→ **EXERCISE GOAL**:
Images are excluded; otherwise, output every record exactly.

→ **DATA FOR THIS EXERCISE**:
[start]

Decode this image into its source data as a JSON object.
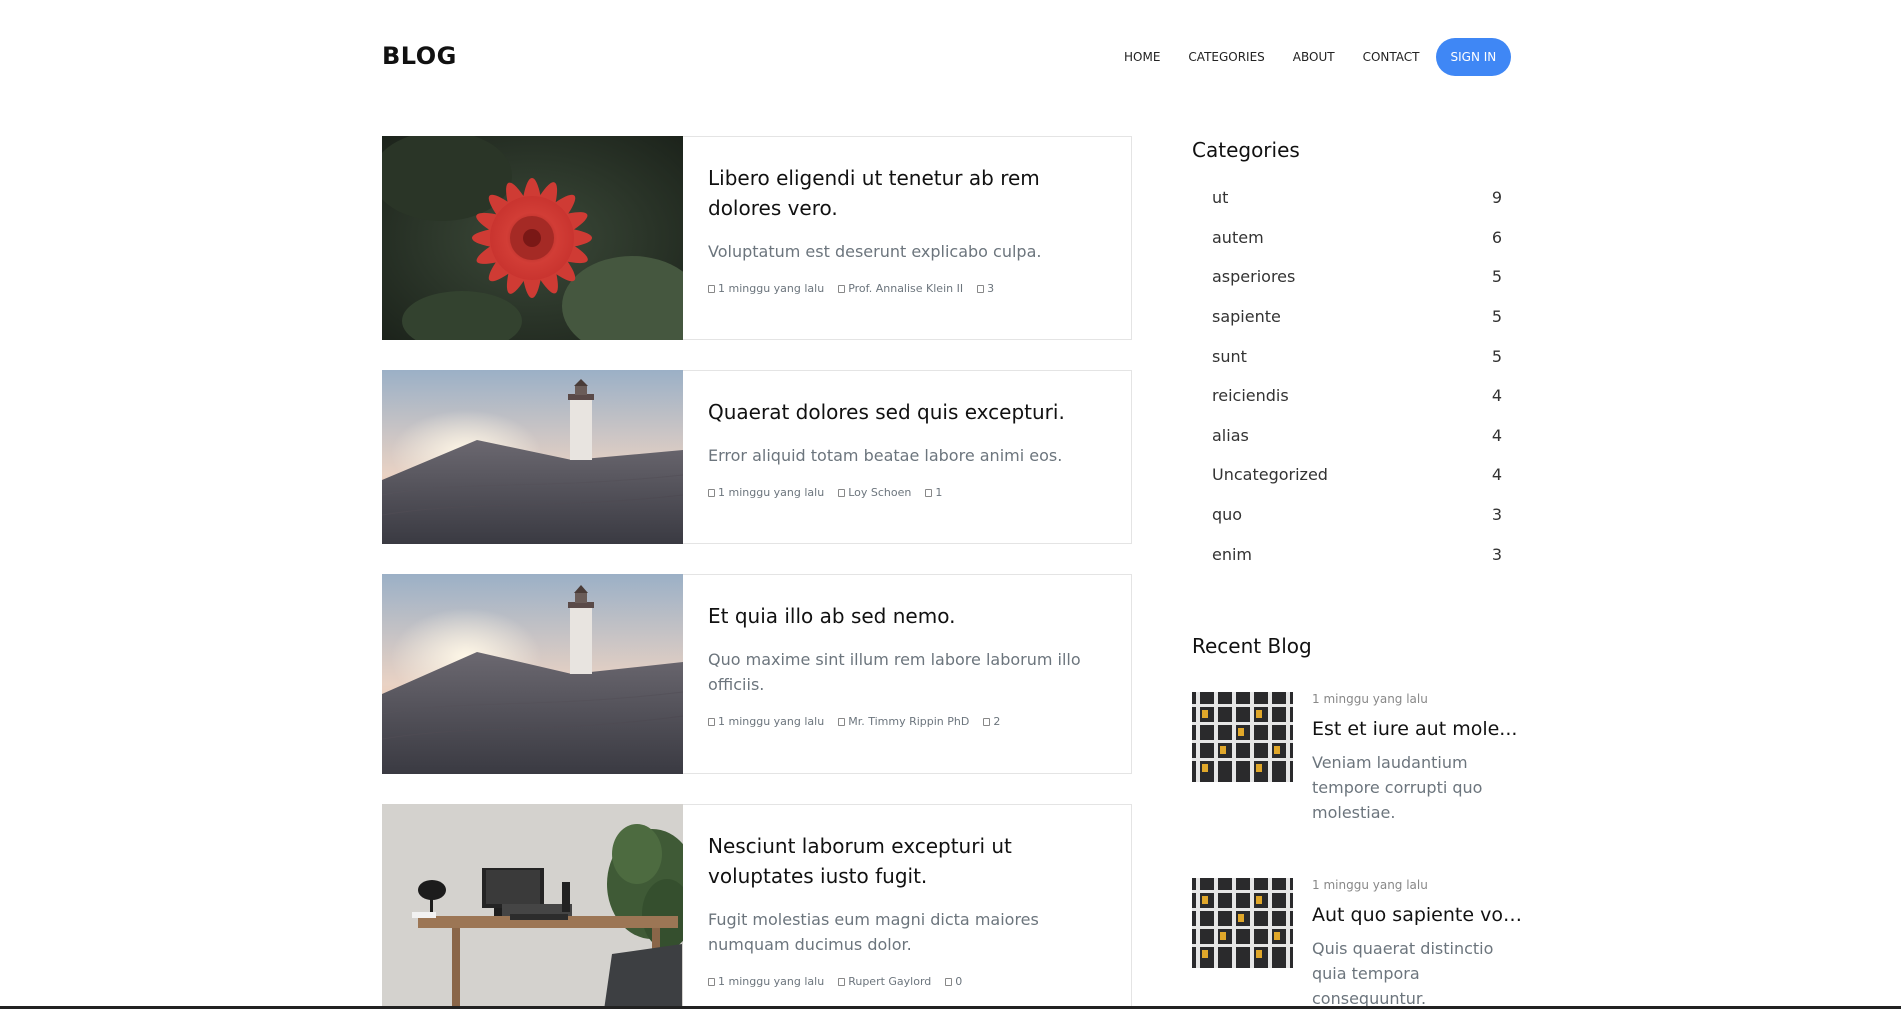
{
  "brand": "BLOG",
  "nav": {
    "home": "HOME",
    "categories": "CATEGORIES",
    "about": "ABOUT",
    "contact": "CONTACT",
    "signin": "SIGN IN"
  },
  "colors": {
    "accent": "#3f87f5"
  },
  "posts": [
    {
      "title": "Libero eligendi ut tenetur ab rem dolores vero.",
      "excerpt": "Voluptatum est deserunt explicabo culpa.",
      "date": "1 minggu yang lalu",
      "author": "Prof. Annalise Klein II",
      "comments": "3",
      "image": "red-dahlia-flower"
    },
    {
      "title": "Quaerat dolores sed quis excepturi.",
      "excerpt": "Error aliquid totam beatae labore animi eos.",
      "date": "1 minggu yang lalu",
      "author": "Loy Schoen",
      "comments": "1",
      "image": "lighthouse-on-dunes"
    },
    {
      "title": "Et quia illo ab sed nemo.",
      "excerpt": "Quo maxime sint illum rem labore laborum illo officiis.",
      "date": "1 minggu yang lalu",
      "author": "Mr. Timmy Rippin PhD",
      "comments": "2",
      "image": "lighthouse-on-dunes"
    },
    {
      "title": "Nesciunt laborum excepturi ut voluptates iusto fugit.",
      "excerpt": "Fugit molestias eum magni dicta maiores numquam ducimus dolor.",
      "date": "1 minggu yang lalu",
      "author": "Rupert Gaylord",
      "comments": "0",
      "image": "desk-workspace"
    }
  ],
  "sidebar": {
    "categories_heading": "Categories",
    "categories": [
      {
        "name": "ut",
        "count": "9"
      },
      {
        "name": "autem",
        "count": "6"
      },
      {
        "name": "asperiores",
        "count": "5"
      },
      {
        "name": "sapiente",
        "count": "5"
      },
      {
        "name": "sunt",
        "count": "5"
      },
      {
        "name": "reiciendis",
        "count": "4"
      },
      {
        "name": "alias",
        "count": "4"
      },
      {
        "name": "Uncategorized",
        "count": "4"
      },
      {
        "name": "quo",
        "count": "3"
      },
      {
        "name": "enim",
        "count": "3"
      }
    ],
    "recent_heading": "Recent Blog",
    "recent": [
      {
        "date": "1 minggu yang lalu",
        "title": "Est et iure aut mole...",
        "excerpt": "Veniam laudantium tempore corrupti quo molestiae.",
        "image": "building-facade"
      },
      {
        "date": "1 minggu yang lalu",
        "title": "Aut quo sapiente vol...",
        "excerpt": "Quis quaerat distinctio quia tempora consequuntur.",
        "image": "building-facade"
      }
    ]
  }
}
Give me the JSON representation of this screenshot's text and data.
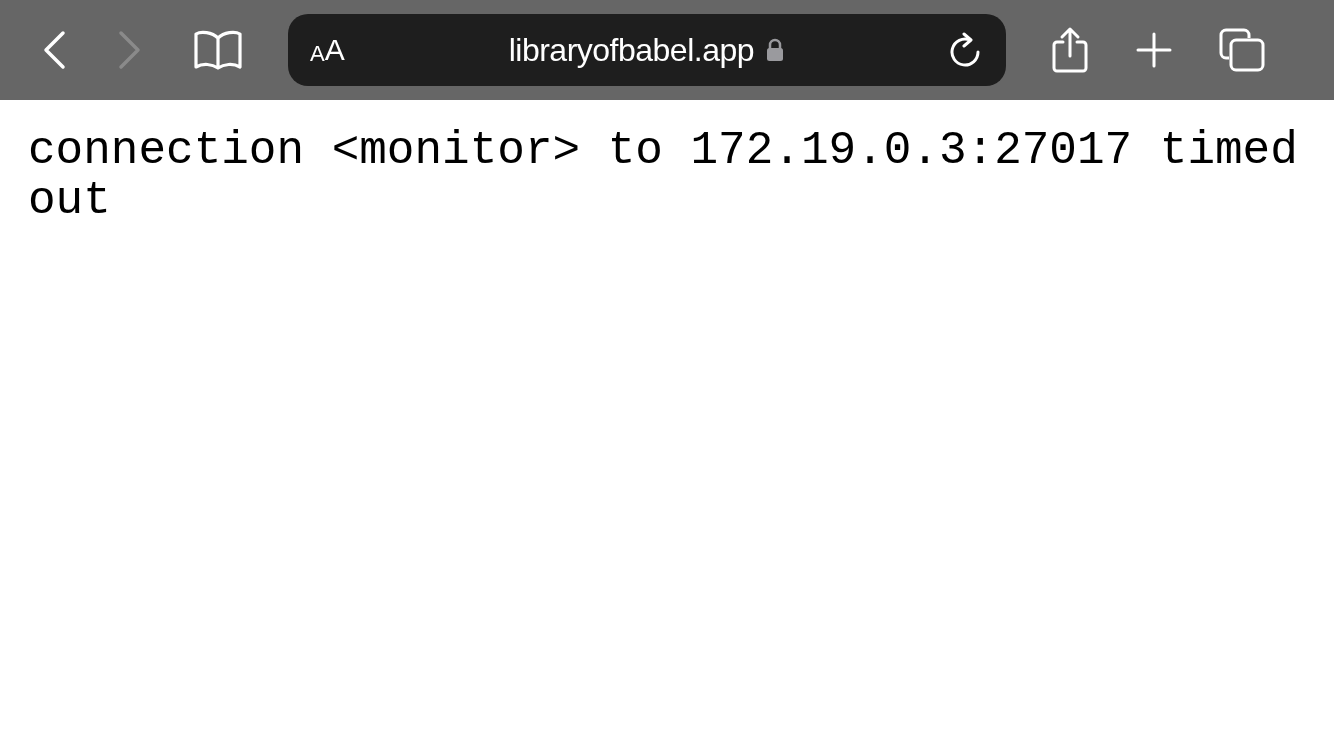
{
  "toolbar": {
    "back": {
      "disabled": false
    },
    "forward": {
      "disabled": true
    },
    "address_bar": {
      "text_size_small": "A",
      "text_size_large": "A",
      "url": "libraryofbabel.app",
      "secure": true
    }
  },
  "page": {
    "message": "connection <monitor> to 172.19.0.3:27017 timed out"
  }
}
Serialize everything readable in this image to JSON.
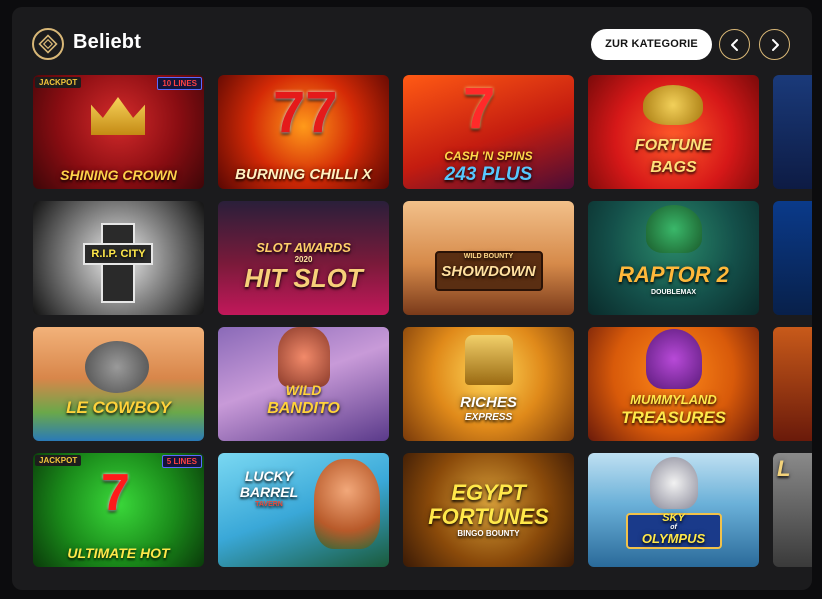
{
  "header": {
    "title": "Beliebt",
    "category_button": "ZUR KATEGORIE",
    "prev_icon": "chevron-left-icon",
    "next_icon": "chevron-right-icon",
    "accent_color": "#d8b777"
  },
  "games": [
    {
      "id": "shining-crown",
      "title": "SHINING CROWN",
      "badge": "JACKPOT",
      "lines": "10 LINES"
    },
    {
      "id": "burning-chilli-x",
      "title": "BURNING CHILLI X"
    },
    {
      "id": "cash-n-spins",
      "title": "CASH 'N SPINS",
      "subtitle": "243 PLUS"
    },
    {
      "id": "fortune-bags",
      "title": "FORTUNE",
      "subtitle": "BAGS"
    },
    {
      "id": "partial-1",
      "title": ""
    },
    {
      "id": "rip-city",
      "title": "R.I.P. CITY"
    },
    {
      "id": "hit-slot",
      "title": "SLOT AWARDS",
      "subtitle": "HIT SLOT",
      "year": "2020"
    },
    {
      "id": "showdown",
      "title": "SHOWDOWN",
      "tagline": "WILD BOUNTY"
    },
    {
      "id": "raptor-2",
      "title": "RAPTOR 2",
      "tagline": "DOUBLEMAX"
    },
    {
      "id": "partial-2",
      "title": ""
    },
    {
      "id": "le-cowboy",
      "title": "LE COWBOY"
    },
    {
      "id": "wild-bandito",
      "title": "WILD",
      "subtitle": "BANDITO"
    },
    {
      "id": "riches-express",
      "title": "RICHES",
      "subtitle": "EXPRESS"
    },
    {
      "id": "mummyland",
      "title": "MUMMYLAND",
      "subtitle": "TREASURES"
    },
    {
      "id": "partial-3",
      "title": ""
    },
    {
      "id": "ultimate-hot",
      "title": "ULTIMATE HOT",
      "badge": "JACKPOT",
      "lines": "5 LINES"
    },
    {
      "id": "lucky-barrel",
      "title": "LUCKY",
      "subtitle": "BARREL",
      "tagline": "TAVERN"
    },
    {
      "id": "egypt-fortunes",
      "title": "EGYPT",
      "subtitle": "FORTUNES",
      "tagline": "BINGO BOUNTY"
    },
    {
      "id": "sky-of-olympus",
      "title": "SKY",
      "subtitle": "OLYMPUS",
      "tagline": "of"
    },
    {
      "id": "partial-4",
      "title": "L"
    }
  ]
}
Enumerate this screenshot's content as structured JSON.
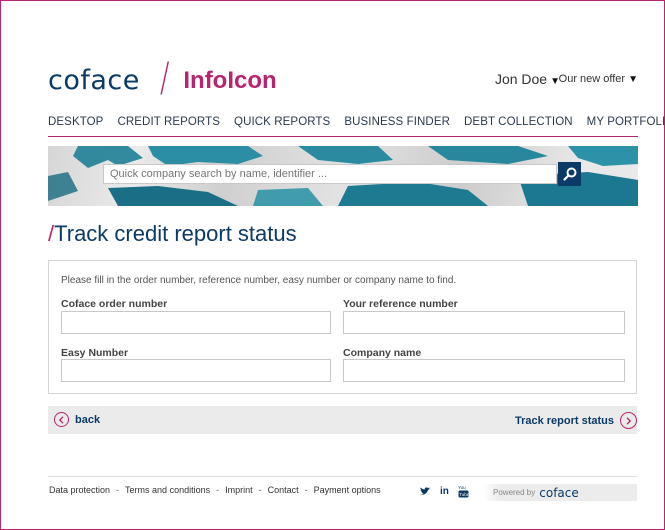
{
  "brand": {
    "logo_text": "coface",
    "product_name": "InfoIcon"
  },
  "header": {
    "user_name": "Jon Doe",
    "offer_label": "Our new offer"
  },
  "nav": {
    "items": [
      "DESKTOP",
      "CREDIT REPORTS",
      "QUICK REPORTS",
      "BUSINESS FINDER",
      "DEBT COLLECTION",
      "MY PORTFOLIO"
    ]
  },
  "search": {
    "placeholder": "Quick company search by name, identifier ..."
  },
  "page": {
    "title_slash": "/",
    "title": "Track credit report status"
  },
  "form": {
    "hint": "Please fill in the order number, reference number, easy number or company name to find.",
    "fields": [
      {
        "label": "Coface order number",
        "value": ""
      },
      {
        "label": "Your reference number",
        "value": ""
      },
      {
        "label": "Easy Number",
        "value": ""
      },
      {
        "label": "Company name",
        "value": ""
      }
    ]
  },
  "actions": {
    "back_label": "back",
    "track_label": "Track report status"
  },
  "footer": {
    "links": [
      "Data protection",
      "Terms and conditions",
      "Imprint",
      "Contact",
      "Payment options"
    ],
    "separator": "-",
    "powered_by": "Powered by",
    "powered_logo": "coface",
    "social_icons": [
      "twitter-icon",
      "linkedin-icon",
      "youtube-icon"
    ]
  },
  "colors": {
    "brand_magenta": "#b8246e",
    "brand_navy": "#0c3a66",
    "banner_teal": "#1f7f96"
  }
}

[end]

→ **FINAL RESULT**:
Decode this image into its source data as a JSON object.
{
  "brand": "BLOG",
  "nav": {
    "home": "HOME",
    "categories": "CATEGORIES",
    "about": "ABOUT",
    "contact": "CONTACT",
    "signin": "SIGN IN"
  },
  "colors": {
    "accent": "#3f87f5"
  },
  "posts": [
    {
      "title": "Libero eligendi ut tenetur ab rem dolores vero.",
      "excerpt": "Voluptatum est deserunt explicabo culpa.",
      "date": "1 minggu yang lalu",
      "author": "Prof. Annalise Klein II",
      "comments": "3",
      "image": "red-dahlia-flower"
    },
    {
      "title": "Quaerat dolores sed quis excepturi.",
      "excerpt": "Error aliquid totam beatae labore animi eos.",
      "date": "1 minggu yang lalu",
      "author": "Loy Schoen",
      "comments": "1",
      "image": "lighthouse-on-dunes"
    },
    {
      "title": "Et quia illo ab sed nemo.",
      "excerpt": "Quo maxime sint illum rem labore laborum illo officiis.",
      "date": "1 minggu yang lalu",
      "author": "Mr. Timmy Rippin PhD",
      "comments": "2",
      "image": "lighthouse-on-dunes"
    },
    {
      "title": "Nesciunt laborum excepturi ut voluptates iusto fugit.",
      "excerpt": "Fugit molestias eum magni dicta maiores numquam ducimus dolor.",
      "date": "1 minggu yang lalu",
      "author": "Rupert Gaylord",
      "comments": "0",
      "image": "desk-workspace"
    }
  ],
  "sidebar": {
    "categories_heading": "Categories",
    "categories": [
      {
        "name": "ut",
        "count": "9"
      },
      {
        "name": "autem",
        "count": "6"
      },
      {
        "name": "asperiores",
        "count": "5"
      },
      {
        "name": "sapiente",
        "count": "5"
      },
      {
        "name": "sunt",
        "count": "5"
      },
      {
        "name": "reiciendis",
        "count": "4"
      },
      {
        "name": "alias",
        "count": "4"
      },
      {
        "name": "Uncategorized",
        "count": "4"
      },
      {
        "name": "quo",
        "count": "3"
      },
      {
        "name": "enim",
        "count": "3"
      }
    ],
    "recent_heading": "Recent Blog",
    "recent": [
      {
        "date": "1 minggu yang lalu",
        "title": "Est et iure aut mole...",
        "excerpt": "Veniam laudantium tempore corrupti quo molestiae.",
        "image": "building-facade"
      },
      {
        "date": "1 minggu yang lalu",
        "title": "Aut quo sapiente vol...",
        "excerpt": "Quis quaerat distinctio quia tempora consequuntur.",
        "image": "building-facade"
      }
    ]
  }
}
Give me the JSON representation of this screenshot's text and data.
{
  "toolbar": {
    "back": {
      "disabled": false
    },
    "forward": {
      "disabled": true
    },
    "address_bar": {
      "text_size_small": "A",
      "text_size_large": "A",
      "url": "libraryofbabel.app",
      "secure": true
    }
  },
  "page": {
    "message": "connection <monitor> to 172.19.0.3:27017 timed out"
  }
}
Serialize everything readable in this image to JSON.
{
  "header": {
    "title": "Beliebt",
    "category_button": "ZUR KATEGORIE",
    "prev_icon": "chevron-left-icon",
    "next_icon": "chevron-right-icon",
    "accent_color": "#d8b777"
  },
  "games": [
    {
      "id": "shining-crown",
      "title": "SHINING CROWN",
      "badge": "JACKPOT",
      "lines": "10 LINES"
    },
    {
      "id": "burning-chilli-x",
      "title": "BURNING CHILLI X"
    },
    {
      "id": "cash-n-spins",
      "title": "CASH 'N SPINS",
      "subtitle": "243 PLUS"
    },
    {
      "id": "fortune-bags",
      "title": "FORTUNE",
      "subtitle": "BAGS"
    },
    {
      "id": "partial-1",
      "title": ""
    },
    {
      "id": "rip-city",
      "title": "R.I.P. CITY"
    },
    {
      "id": "hit-slot",
      "title": "SLOT AWARDS",
      "subtitle": "HIT SLOT",
      "year": "2020"
    },
    {
      "id": "showdown",
      "title": "SHOWDOWN",
      "tagline": "WILD BOUNTY"
    },
    {
      "id": "raptor-2",
      "title": "RAPTOR 2",
      "tagline": "DOUBLEMAX"
    },
    {
      "id": "partial-2",
      "title": ""
    },
    {
      "id": "le-cowboy",
      "title": "LE COWBOY"
    },
    {
      "id": "wild-bandito",
      "title": "WILD",
      "subtitle": "BANDITO"
    },
    {
      "id": "riches-express",
      "title": "RICHES",
      "subtitle": "EXPRESS"
    },
    {
      "id": "mummyland",
      "title": "MUMMYLAND",
      "subtitle": "TREASURES"
    },
    {
      "id": "partial-3",
      "title": ""
    },
    {
      "id": "ultimate-hot",
      "title": "ULTIMATE HOT",
      "badge": "JACKPOT",
      "lines": "5 LINES"
    },
    {
      "id": "lucky-barrel",
      "title": "LUCKY",
      "subtitle": "BARREL",
      "tagline": "TAVERN"
    },
    {
      "id": "egypt-fortunes",
      "title": "EGYPT",
      "subtitle": "FORTUNES",
      "tagline": "BINGO BOUNTY"
    },
    {
      "id": "sky-of-olympus",
      "title": "SKY",
      "subtitle": "OLYMPUS",
      "tagline": "of"
    },
    {
      "id": "partial-4",
      "title": "L"
    }
  ]
}
Enumerate this screenshot's content as structured JSON.
{
  "brand": {
    "logo_text": "coface",
    "product_name": "InfoIcon"
  },
  "header": {
    "user_name": "Jon Doe",
    "offer_label": "Our new offer"
  },
  "nav": {
    "items": [
      "DESKTOP",
      "CREDIT REPORTS",
      "QUICK REPORTS",
      "BUSINESS FINDER",
      "DEBT COLLECTION",
      "MY PORTFOLIO"
    ]
  },
  "search": {
    "placeholder": "Quick company search by name, identifier ..."
  },
  "page": {
    "title_slash": "/",
    "title": "Track credit report status"
  },
  "form": {
    "hint": "Please fill in the order number, reference number, easy number or company name to find.",
    "fields": [
      {
        "label": "Coface order number",
        "value": ""
      },
      {
        "label": "Your reference number",
        "value": ""
      },
      {
        "label": "Easy Number",
        "value": ""
      },
      {
        "label": "Company name",
        "value": ""
      }
    ]
  },
  "actions": {
    "back_label": "back",
    "track_label": "Track report status"
  },
  "footer": {
    "links": [
      "Data protection",
      "Terms and conditions",
      "Imprint",
      "Contact",
      "Payment options"
    ],
    "separator": "-",
    "powered_by": "Powered by",
    "powered_logo": "coface",
    "social_icons": [
      "twitter-icon",
      "linkedin-icon",
      "youtube-icon"
    ]
  },
  "colors": {
    "brand_magenta": "#b8246e",
    "brand_navy": "#0c3a66",
    "banner_teal": "#1f7f96"
  }
}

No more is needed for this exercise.